Task to complete: Output the listing lines starting with the one that contains "row-label: obsługa rynku" and ending with the one that contains "value-2014: 4 167 [573, 891, 617, 912]", reproducing each line verbatim with both of those lines included.

Stored data:
○ ○ ○
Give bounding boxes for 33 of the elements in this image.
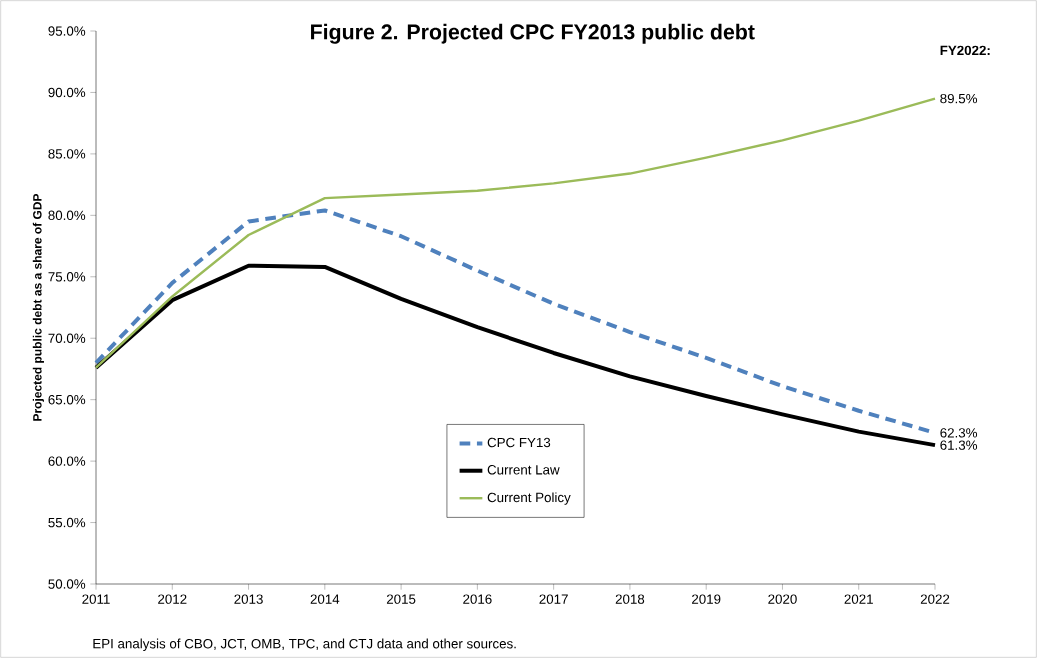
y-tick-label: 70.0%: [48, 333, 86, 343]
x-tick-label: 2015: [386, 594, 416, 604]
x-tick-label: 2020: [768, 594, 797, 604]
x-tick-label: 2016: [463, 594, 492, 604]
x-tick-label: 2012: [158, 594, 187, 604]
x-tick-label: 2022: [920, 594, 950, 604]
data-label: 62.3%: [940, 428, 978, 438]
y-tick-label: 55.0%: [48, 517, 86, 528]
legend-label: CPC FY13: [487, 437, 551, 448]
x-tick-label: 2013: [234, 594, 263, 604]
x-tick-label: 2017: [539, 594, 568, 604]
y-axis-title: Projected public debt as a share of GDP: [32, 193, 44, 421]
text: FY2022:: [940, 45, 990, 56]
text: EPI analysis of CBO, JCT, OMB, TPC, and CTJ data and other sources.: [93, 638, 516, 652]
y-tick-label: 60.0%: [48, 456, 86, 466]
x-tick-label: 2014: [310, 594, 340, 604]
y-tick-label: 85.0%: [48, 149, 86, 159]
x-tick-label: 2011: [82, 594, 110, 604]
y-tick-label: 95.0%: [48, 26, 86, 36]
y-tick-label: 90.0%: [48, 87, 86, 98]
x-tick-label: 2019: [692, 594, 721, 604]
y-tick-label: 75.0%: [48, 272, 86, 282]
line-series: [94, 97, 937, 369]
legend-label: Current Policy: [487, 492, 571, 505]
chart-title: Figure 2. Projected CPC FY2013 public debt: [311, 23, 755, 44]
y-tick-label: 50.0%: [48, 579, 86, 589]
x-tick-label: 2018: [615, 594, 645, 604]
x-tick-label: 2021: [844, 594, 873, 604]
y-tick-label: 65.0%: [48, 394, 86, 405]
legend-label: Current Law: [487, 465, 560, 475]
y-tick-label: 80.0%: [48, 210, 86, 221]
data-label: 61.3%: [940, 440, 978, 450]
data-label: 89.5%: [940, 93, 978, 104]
○ ○ ○
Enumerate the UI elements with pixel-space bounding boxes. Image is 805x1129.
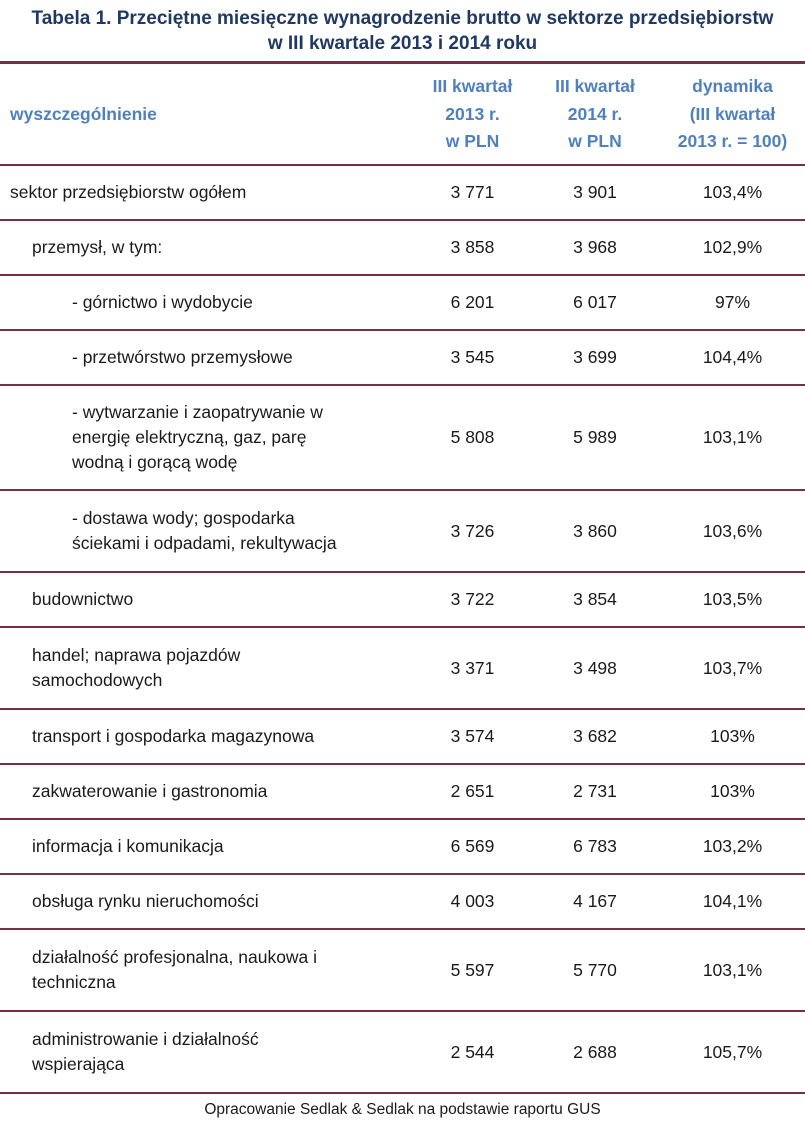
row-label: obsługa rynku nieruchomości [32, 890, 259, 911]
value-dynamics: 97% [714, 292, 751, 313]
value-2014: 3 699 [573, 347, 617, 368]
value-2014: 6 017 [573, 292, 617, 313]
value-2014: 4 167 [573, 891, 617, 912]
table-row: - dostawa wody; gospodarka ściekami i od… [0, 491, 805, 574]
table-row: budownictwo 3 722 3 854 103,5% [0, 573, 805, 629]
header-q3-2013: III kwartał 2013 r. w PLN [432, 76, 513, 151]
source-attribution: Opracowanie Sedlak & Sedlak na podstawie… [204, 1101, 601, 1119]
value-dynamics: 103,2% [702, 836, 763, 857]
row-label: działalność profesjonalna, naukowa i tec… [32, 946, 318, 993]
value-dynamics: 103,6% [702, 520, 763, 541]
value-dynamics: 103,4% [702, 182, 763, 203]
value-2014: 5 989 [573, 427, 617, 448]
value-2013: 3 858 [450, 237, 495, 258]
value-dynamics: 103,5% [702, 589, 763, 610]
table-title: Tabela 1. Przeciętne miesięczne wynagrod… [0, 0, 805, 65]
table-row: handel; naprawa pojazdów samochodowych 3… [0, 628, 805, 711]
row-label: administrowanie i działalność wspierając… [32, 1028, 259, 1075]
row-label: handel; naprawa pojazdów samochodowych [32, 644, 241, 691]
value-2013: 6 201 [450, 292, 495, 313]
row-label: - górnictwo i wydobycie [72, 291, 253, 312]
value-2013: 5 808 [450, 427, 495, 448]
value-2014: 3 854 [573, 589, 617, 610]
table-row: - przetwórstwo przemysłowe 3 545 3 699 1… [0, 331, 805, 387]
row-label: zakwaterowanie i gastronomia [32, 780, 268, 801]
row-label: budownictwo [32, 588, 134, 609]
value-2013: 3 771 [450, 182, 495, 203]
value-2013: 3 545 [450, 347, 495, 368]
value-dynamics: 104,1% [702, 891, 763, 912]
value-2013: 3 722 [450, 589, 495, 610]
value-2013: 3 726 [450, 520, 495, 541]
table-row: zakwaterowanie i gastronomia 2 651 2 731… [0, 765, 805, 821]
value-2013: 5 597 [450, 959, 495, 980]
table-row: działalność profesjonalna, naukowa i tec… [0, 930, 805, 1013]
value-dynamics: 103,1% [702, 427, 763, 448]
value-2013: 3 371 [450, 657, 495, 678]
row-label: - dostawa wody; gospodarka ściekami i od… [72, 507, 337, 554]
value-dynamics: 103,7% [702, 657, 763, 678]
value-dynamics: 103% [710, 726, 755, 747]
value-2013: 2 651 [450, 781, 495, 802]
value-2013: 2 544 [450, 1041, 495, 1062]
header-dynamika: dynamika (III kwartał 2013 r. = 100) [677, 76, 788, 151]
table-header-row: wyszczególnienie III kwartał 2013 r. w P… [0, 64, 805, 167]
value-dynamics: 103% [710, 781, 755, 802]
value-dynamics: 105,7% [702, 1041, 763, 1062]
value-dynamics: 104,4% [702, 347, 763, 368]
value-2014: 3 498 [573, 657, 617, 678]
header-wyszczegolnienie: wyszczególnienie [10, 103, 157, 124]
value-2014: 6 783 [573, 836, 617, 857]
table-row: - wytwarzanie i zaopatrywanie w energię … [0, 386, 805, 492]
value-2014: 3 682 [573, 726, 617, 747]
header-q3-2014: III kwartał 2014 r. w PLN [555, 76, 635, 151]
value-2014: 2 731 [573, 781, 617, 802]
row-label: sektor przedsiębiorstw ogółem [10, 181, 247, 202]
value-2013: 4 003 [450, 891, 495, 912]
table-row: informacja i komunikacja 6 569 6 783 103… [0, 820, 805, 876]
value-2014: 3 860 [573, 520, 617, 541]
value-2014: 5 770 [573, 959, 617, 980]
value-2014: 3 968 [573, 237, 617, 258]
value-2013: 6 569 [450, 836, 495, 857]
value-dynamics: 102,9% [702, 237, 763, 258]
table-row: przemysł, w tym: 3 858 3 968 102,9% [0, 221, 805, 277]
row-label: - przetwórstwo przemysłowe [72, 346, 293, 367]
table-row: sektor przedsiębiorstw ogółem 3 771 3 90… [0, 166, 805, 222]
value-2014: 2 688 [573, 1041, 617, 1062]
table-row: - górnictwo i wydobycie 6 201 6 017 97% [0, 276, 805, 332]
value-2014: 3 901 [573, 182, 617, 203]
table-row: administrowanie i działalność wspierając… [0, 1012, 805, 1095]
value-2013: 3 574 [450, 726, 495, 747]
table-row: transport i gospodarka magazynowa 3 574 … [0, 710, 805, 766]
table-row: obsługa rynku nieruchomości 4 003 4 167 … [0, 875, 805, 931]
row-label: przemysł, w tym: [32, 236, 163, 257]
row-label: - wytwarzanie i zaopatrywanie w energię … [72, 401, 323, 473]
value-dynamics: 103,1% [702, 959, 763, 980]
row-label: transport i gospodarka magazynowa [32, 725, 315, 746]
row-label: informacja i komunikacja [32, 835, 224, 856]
○ ○ ○
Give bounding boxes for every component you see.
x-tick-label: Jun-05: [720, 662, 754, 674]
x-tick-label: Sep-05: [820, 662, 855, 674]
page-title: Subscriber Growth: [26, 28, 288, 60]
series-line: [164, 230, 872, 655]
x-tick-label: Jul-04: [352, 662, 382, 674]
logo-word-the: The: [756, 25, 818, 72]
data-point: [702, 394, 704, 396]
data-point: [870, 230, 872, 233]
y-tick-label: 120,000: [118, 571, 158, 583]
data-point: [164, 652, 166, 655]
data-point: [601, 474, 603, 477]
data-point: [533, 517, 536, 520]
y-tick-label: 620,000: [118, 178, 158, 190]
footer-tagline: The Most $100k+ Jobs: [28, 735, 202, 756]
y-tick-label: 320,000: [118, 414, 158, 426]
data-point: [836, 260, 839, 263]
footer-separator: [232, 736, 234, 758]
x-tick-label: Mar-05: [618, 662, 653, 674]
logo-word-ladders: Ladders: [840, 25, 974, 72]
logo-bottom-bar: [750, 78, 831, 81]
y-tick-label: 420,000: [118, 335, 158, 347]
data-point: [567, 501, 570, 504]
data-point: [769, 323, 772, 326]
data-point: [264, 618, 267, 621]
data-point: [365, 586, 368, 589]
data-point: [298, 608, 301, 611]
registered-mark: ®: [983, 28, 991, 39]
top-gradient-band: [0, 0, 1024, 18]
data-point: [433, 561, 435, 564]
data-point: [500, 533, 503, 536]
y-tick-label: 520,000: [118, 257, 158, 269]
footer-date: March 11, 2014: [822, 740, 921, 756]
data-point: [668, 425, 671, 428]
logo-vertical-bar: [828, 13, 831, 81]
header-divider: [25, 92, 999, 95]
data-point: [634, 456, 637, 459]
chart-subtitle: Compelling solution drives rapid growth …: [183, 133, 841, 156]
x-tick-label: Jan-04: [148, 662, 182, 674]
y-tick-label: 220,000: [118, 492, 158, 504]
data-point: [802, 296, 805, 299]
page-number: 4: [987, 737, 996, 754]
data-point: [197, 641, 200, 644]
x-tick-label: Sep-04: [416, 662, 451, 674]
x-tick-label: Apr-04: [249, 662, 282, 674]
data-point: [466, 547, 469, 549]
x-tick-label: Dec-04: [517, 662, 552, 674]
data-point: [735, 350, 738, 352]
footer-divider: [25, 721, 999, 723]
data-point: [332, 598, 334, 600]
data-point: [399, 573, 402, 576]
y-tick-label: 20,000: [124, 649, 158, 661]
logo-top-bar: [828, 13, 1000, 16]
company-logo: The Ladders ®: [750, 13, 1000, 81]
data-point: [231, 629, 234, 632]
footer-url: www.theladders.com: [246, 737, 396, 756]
○ ○ ○
Completed task:
row-label: obsługa rynku nieruchomości [32, 890, 259, 911]
value-dynamics: 97% [714, 292, 751, 313]
value-2014: 3 699 [573, 347, 617, 368]
value-2014: 6 017 [573, 292, 617, 313]
value-2014: 4 167 [573, 891, 617, 912]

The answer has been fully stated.